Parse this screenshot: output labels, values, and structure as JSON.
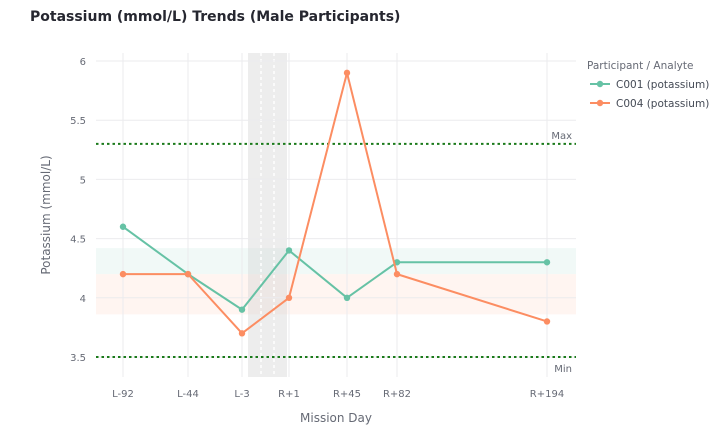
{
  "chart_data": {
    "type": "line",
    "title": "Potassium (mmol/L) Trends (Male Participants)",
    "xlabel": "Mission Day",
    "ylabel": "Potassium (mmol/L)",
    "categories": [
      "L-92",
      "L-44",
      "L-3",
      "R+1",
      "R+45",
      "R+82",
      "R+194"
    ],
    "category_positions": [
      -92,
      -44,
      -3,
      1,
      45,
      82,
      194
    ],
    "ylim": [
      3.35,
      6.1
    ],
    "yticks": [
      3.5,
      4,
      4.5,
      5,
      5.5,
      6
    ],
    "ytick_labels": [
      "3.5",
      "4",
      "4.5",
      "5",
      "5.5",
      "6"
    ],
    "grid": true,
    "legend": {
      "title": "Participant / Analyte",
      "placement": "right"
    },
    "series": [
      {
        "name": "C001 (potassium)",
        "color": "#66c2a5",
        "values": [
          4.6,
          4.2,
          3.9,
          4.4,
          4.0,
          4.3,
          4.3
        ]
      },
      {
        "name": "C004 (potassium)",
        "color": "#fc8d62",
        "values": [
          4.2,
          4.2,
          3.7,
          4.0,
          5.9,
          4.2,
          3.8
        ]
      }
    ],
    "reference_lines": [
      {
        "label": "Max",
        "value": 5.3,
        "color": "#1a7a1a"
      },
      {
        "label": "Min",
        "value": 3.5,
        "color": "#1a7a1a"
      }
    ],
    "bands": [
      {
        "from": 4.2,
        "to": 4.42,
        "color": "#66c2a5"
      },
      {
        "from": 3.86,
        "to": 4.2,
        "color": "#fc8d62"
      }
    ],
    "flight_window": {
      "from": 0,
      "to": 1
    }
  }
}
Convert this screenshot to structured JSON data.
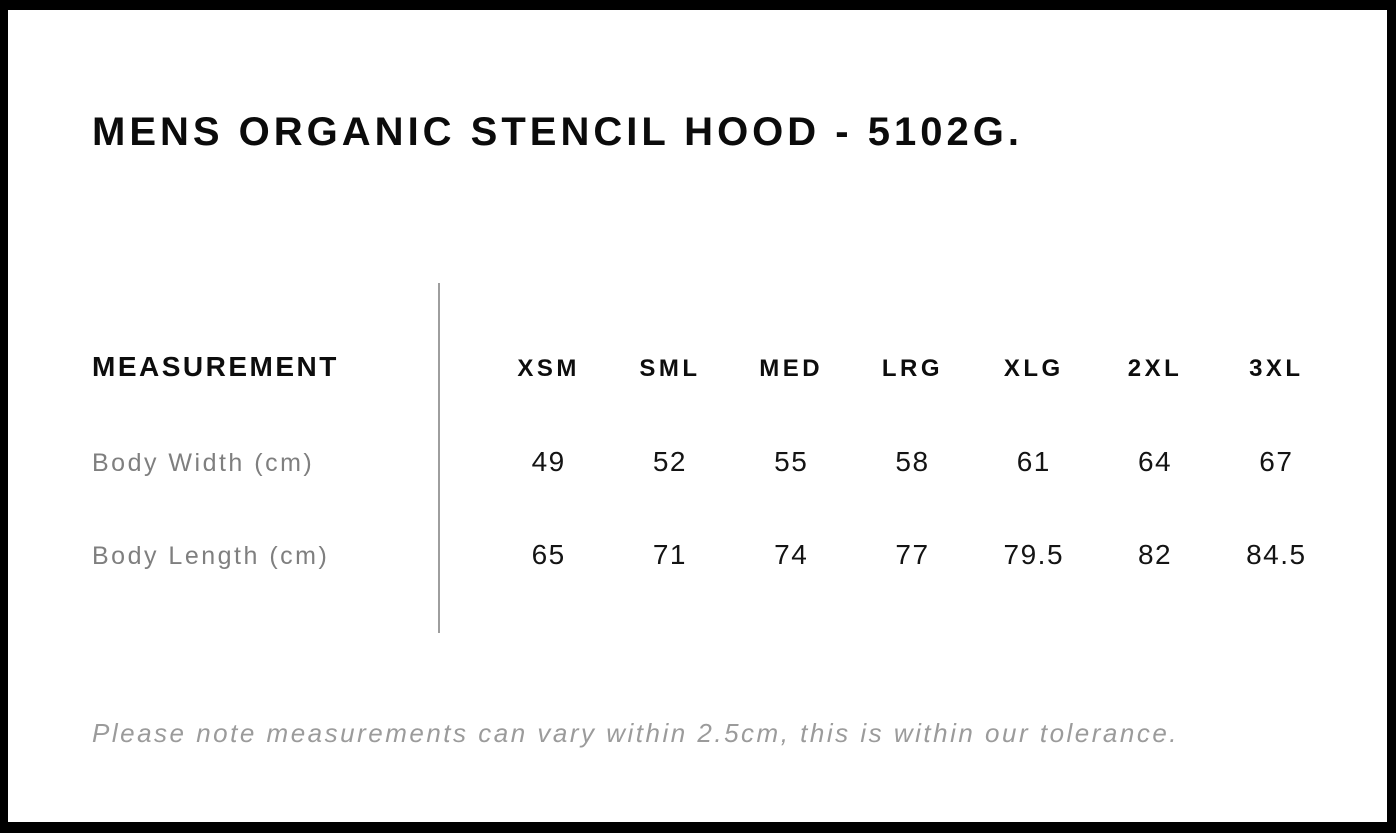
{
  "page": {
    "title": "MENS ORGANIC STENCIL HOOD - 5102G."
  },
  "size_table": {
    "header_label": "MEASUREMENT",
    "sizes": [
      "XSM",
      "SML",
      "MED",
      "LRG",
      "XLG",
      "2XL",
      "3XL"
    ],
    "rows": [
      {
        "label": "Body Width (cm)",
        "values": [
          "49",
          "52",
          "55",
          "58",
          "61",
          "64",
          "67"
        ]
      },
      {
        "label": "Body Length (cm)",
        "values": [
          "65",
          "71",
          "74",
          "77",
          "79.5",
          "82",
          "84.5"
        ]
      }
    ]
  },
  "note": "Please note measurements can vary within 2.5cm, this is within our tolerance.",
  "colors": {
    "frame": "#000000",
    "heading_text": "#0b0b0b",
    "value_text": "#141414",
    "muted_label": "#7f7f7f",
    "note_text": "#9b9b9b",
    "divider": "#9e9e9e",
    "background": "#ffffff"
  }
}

--

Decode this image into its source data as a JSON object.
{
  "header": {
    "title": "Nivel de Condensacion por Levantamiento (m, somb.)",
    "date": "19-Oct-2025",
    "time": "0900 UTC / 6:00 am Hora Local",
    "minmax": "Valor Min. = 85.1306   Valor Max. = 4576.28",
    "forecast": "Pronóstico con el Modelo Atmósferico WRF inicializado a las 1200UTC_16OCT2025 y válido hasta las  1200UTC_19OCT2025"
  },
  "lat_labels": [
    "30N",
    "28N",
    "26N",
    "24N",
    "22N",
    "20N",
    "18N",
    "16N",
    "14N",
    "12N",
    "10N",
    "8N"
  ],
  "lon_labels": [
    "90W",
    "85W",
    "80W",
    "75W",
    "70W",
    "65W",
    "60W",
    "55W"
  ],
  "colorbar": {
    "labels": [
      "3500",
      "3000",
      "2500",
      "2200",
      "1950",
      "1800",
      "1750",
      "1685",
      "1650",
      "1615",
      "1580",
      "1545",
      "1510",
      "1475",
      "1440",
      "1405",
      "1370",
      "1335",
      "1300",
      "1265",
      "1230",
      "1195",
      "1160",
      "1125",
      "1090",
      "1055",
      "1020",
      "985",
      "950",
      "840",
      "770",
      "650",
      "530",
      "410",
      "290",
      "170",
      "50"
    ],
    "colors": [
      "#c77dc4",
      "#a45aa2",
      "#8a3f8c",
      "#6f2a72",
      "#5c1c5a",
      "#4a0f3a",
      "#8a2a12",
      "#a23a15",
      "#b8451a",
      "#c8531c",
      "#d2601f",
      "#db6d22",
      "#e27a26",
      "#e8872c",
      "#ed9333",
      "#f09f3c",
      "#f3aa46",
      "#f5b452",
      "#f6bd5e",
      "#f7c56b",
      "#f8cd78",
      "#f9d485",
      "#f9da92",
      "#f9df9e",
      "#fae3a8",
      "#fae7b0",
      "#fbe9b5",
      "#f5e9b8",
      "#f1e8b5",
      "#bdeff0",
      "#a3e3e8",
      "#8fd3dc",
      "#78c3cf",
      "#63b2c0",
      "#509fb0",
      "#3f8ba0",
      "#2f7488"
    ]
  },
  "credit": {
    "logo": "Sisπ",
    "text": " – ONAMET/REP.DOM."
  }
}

▸ WRITTEN REQUEST
In the material above, find the lines that contain "title" and show them.

▸ TASK RESULT
    "title": "Potassium (mmol/L) Trends (Male Participants)",
      "title": "Participant / Analyte",
    "title": "MENS ORGANIC STENCIL HOOD - 5102G."
    "title": "Nivel de Condensacion por Levantamiento (m, somb.)",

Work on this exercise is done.